### Do this
Please copy the part of the listing from its start through the line containing "hud-value-object: 651: [177, 41, 194, 52]", replacing "screenshot" with "image" and leaving everything else as it is.
## Begin Records for the exercise
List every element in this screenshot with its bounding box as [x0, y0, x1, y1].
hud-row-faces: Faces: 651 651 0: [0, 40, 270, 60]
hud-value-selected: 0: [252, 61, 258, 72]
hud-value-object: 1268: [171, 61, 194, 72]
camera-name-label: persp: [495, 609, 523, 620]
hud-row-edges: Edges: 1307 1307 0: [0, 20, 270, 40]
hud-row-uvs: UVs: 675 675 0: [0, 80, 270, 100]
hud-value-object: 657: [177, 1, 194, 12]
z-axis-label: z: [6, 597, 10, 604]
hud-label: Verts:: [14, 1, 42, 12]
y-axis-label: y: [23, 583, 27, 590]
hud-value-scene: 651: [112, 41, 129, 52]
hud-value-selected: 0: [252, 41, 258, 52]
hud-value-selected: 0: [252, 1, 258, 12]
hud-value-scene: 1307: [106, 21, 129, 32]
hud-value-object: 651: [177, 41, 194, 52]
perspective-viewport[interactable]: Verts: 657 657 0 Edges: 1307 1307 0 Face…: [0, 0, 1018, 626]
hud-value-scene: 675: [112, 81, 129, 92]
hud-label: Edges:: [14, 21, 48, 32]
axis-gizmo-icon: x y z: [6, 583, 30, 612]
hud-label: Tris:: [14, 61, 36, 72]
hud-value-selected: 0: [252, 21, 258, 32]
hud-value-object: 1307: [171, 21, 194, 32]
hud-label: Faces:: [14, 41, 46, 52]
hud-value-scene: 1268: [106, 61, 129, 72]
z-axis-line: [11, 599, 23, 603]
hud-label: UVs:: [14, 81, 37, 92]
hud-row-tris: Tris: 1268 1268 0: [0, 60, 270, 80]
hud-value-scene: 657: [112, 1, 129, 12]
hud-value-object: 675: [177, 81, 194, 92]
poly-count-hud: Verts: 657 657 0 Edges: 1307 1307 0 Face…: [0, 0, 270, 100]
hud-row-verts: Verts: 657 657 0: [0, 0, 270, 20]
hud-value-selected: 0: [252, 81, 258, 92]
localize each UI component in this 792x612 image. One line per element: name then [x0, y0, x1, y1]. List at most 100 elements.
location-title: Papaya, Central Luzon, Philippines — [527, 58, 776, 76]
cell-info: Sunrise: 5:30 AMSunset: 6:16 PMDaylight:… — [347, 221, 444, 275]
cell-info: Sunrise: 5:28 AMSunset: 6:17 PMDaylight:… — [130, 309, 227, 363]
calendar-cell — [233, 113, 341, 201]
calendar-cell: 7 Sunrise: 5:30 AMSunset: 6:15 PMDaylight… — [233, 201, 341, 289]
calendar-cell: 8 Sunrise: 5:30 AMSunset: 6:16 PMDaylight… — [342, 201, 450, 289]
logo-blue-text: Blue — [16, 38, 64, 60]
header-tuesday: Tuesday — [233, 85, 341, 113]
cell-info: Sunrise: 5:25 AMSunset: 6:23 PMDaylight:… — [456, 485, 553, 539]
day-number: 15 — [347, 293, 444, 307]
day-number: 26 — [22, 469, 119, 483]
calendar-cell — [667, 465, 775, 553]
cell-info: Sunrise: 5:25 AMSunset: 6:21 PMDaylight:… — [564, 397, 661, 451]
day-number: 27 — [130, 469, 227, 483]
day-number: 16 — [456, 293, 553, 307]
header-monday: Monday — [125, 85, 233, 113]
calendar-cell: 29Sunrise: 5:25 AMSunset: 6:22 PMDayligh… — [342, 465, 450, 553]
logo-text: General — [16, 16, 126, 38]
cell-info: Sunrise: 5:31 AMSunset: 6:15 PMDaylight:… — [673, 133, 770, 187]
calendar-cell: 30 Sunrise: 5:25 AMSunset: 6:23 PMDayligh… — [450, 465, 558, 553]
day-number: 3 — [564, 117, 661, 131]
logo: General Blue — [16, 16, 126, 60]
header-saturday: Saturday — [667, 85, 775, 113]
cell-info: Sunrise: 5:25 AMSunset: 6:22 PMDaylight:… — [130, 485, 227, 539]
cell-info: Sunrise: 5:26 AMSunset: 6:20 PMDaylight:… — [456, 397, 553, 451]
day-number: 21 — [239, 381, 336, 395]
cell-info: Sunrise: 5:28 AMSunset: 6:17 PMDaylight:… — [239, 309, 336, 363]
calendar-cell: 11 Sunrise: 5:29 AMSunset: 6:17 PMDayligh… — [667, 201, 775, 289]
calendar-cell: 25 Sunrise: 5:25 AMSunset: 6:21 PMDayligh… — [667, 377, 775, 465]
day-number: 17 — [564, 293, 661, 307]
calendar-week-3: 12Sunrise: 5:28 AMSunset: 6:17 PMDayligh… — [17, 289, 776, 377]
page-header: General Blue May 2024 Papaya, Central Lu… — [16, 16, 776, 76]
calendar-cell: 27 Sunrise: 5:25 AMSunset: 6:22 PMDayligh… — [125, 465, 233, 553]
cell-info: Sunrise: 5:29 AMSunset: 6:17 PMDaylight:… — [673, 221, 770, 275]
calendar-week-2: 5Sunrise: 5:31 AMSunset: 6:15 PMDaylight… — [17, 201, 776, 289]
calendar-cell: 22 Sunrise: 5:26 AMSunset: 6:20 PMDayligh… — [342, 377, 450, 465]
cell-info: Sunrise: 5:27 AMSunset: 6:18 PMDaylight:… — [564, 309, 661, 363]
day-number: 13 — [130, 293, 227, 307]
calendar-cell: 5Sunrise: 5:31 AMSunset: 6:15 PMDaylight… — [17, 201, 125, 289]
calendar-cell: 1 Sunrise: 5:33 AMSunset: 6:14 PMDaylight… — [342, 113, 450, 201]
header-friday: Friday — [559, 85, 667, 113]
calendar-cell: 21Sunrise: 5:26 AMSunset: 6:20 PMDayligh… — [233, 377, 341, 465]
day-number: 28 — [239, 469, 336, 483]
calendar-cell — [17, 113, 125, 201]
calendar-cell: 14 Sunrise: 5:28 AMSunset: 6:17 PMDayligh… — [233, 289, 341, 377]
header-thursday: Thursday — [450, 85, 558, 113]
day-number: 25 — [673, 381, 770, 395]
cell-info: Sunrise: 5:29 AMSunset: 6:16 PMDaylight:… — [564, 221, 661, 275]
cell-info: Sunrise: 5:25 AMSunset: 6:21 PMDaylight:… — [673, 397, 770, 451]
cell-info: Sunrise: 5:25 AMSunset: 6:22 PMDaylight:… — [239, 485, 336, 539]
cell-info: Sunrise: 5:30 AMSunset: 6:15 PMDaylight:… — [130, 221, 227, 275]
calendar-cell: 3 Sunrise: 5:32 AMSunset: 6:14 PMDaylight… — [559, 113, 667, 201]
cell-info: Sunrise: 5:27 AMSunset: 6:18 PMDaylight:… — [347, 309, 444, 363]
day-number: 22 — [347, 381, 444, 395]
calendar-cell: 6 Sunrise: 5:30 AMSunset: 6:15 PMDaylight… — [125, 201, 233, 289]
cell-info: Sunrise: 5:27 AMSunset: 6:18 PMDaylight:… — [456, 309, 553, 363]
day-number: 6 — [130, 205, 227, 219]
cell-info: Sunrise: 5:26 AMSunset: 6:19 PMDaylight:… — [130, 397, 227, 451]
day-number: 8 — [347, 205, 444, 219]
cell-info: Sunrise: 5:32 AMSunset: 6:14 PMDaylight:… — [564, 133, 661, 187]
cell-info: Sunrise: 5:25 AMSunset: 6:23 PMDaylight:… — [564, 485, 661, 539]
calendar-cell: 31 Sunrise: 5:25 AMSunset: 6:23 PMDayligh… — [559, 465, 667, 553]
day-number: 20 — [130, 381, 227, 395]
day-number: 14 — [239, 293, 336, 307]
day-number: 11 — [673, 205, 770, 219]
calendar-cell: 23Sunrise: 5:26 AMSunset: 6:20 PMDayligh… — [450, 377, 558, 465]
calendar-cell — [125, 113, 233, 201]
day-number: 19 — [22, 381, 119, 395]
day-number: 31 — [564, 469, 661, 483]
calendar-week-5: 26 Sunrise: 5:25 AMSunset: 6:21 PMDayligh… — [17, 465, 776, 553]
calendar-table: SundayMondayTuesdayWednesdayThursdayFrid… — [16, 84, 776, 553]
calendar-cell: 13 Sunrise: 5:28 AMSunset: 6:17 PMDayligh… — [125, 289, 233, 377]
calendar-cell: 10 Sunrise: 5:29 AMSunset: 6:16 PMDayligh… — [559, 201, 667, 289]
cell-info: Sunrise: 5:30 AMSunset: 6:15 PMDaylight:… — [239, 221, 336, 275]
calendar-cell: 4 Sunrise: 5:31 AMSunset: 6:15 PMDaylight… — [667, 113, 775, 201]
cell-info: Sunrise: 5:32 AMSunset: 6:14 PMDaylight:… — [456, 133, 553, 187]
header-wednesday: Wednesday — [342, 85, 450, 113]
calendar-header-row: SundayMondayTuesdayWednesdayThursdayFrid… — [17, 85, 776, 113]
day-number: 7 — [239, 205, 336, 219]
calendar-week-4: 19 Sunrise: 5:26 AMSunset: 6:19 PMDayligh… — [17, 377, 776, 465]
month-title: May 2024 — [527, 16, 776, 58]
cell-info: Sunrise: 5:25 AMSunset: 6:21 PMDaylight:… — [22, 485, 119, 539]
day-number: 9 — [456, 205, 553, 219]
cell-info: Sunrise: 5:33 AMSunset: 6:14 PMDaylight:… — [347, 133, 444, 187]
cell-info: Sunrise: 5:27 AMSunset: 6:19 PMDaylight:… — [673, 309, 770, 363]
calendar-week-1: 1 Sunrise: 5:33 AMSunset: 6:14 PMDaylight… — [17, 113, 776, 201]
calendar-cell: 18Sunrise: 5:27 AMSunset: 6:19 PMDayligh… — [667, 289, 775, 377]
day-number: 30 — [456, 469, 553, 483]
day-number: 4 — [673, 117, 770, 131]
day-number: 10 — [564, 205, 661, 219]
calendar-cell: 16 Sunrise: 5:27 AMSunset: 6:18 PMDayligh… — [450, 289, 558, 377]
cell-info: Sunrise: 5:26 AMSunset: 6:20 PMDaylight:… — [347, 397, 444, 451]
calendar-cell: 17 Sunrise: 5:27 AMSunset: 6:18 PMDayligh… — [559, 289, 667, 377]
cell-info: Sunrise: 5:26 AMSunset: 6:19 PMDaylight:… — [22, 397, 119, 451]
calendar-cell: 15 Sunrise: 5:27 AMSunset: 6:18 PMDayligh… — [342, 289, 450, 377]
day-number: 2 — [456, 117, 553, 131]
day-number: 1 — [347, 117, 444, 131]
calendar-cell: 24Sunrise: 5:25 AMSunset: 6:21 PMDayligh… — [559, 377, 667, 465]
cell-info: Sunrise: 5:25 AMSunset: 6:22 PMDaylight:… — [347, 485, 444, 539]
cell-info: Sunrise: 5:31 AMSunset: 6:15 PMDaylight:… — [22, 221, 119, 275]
## End Records for the exercise
### Completed task
List every element in this image with its bounding box as [x0, y0, x1, y1].
hud-row-faces: Faces: 651 651 0: [0, 40, 270, 60]
hud-value-selected: 0: [252, 61, 258, 72]
hud-value-object: 1268: [171, 61, 194, 72]
camera-name-label: persp: [495, 609, 523, 620]
hud-row-edges: Edges: 1307 1307 0: [0, 20, 270, 40]
hud-row-uvs: UVs: 675 675 0: [0, 80, 270, 100]
hud-value-object: 657: [177, 1, 194, 12]
z-axis-label: z: [6, 597, 10, 604]
hud-label: Verts:: [14, 1, 42, 12]
y-axis-label: y: [23, 583, 27, 590]
hud-value-scene: 651: [112, 41, 129, 52]
hud-value-selected: 0: [252, 41, 258, 52]
hud-value-selected: 0: [252, 1, 258, 12]
hud-value-scene: 1307: [106, 21, 129, 32]
hud-value-object: 651: [177, 41, 194, 52]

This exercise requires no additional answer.